■ PROBLEM DETAILS:
Please return all the records exactly, with nothing left out.

■ MATERIAL TO PROCESS:
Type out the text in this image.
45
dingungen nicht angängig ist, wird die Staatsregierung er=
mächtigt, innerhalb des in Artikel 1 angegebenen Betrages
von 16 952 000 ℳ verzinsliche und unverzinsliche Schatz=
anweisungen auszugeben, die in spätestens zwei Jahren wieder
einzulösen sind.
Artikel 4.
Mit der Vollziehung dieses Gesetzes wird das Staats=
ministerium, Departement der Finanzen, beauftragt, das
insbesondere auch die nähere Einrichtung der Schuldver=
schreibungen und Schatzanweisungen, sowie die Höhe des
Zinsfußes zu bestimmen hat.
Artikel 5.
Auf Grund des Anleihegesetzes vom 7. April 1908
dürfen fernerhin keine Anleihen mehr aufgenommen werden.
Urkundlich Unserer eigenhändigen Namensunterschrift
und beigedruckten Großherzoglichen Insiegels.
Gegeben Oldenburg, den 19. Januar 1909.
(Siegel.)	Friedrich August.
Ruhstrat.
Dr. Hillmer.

■ RESPONSE:
Type out the text in this image.
45
dingungen nicht angängig ist, wird die Staatsregierung er=
mächtigt, innerhalb des in Artikel 1 angegebenen Betrages
von 16 952 000 ℳ verzinsliche und unverzinsliche Schatz=
anweisungen auszugeben, die in spätestens zwei Jahren wieder
einzulösen sind.
Artikel 4.
Mit der Vollziehung dieses Gesetzes wird das Staats=
ministerium, Departement der Finanzen, beauftragt, das
insbesondere auch die nähere Einrichtung der Schuldver=
schreibungen und Schatzanweisungen, sowie die Höhe des
Zinsfußes zu bestimmen hat.
Artikel 5.
Auf Grund des Anleihegesetzes vom 7. April 1908
dürfen fernerhin keine Anleihen mehr aufgenommen werden.
Urkundlich Unserer eigenhändigen Namensunterschrift
und beigedruckten Großherzoglichen Insiegels.
Gegeben Oldenburg, den 19. Januar 1909.
(Siegel.)	Friedrich August.
Ruhstrat.
Dr. Hillmer.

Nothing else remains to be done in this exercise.